— Start Records for this task —

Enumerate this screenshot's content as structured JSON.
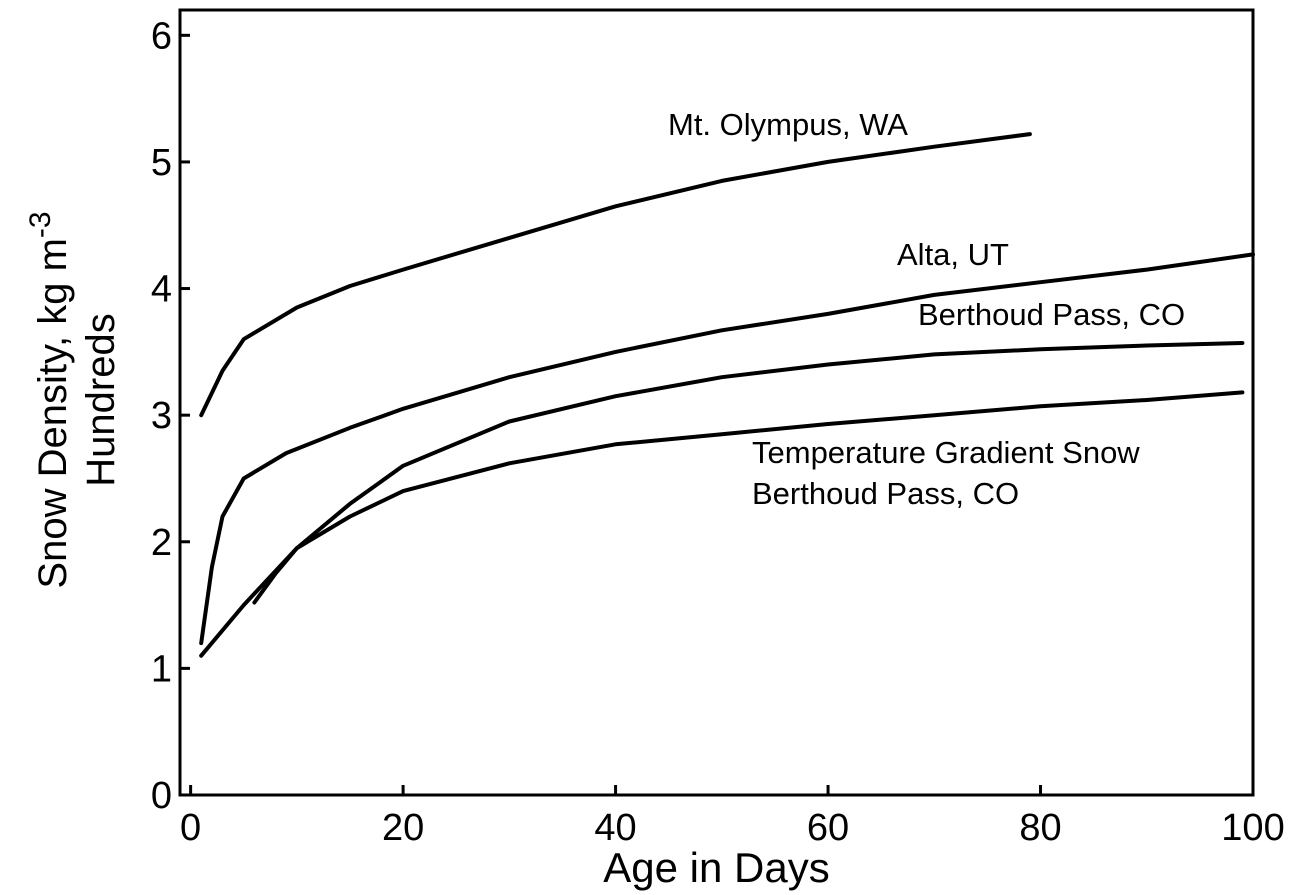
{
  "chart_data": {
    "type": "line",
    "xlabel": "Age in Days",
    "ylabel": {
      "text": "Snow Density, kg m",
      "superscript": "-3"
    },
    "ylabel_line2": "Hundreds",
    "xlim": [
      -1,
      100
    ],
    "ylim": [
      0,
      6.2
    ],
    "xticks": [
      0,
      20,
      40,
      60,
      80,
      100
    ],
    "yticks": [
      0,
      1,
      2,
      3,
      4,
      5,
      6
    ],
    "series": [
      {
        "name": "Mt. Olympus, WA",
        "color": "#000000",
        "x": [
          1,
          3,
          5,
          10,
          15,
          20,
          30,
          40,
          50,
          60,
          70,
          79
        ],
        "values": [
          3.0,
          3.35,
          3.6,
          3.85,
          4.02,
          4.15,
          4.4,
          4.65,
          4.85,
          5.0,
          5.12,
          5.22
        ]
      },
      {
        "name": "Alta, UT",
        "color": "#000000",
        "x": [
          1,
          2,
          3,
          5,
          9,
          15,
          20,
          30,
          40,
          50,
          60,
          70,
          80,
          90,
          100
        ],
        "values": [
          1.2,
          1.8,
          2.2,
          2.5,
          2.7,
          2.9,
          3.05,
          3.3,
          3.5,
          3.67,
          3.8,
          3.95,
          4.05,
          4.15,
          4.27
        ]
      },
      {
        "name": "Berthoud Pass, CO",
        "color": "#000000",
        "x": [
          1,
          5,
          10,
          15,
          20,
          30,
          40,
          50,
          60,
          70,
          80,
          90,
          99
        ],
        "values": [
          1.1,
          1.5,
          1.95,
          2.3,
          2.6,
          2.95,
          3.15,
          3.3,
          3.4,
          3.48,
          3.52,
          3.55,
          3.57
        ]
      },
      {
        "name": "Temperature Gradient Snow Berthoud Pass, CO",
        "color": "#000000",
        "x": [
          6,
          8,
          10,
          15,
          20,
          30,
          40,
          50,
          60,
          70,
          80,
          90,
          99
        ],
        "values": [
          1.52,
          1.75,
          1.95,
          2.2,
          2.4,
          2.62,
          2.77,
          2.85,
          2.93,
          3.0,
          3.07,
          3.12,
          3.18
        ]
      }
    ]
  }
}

— End Records for this task —

*Task statement*
In the listing above, find the lines holding the word "Snow" and copy them.

*Solved exercise*
      "text": "Snow Density, kg m",
        "name": "Temperature Gradient Snow Berthoud Pass, CO",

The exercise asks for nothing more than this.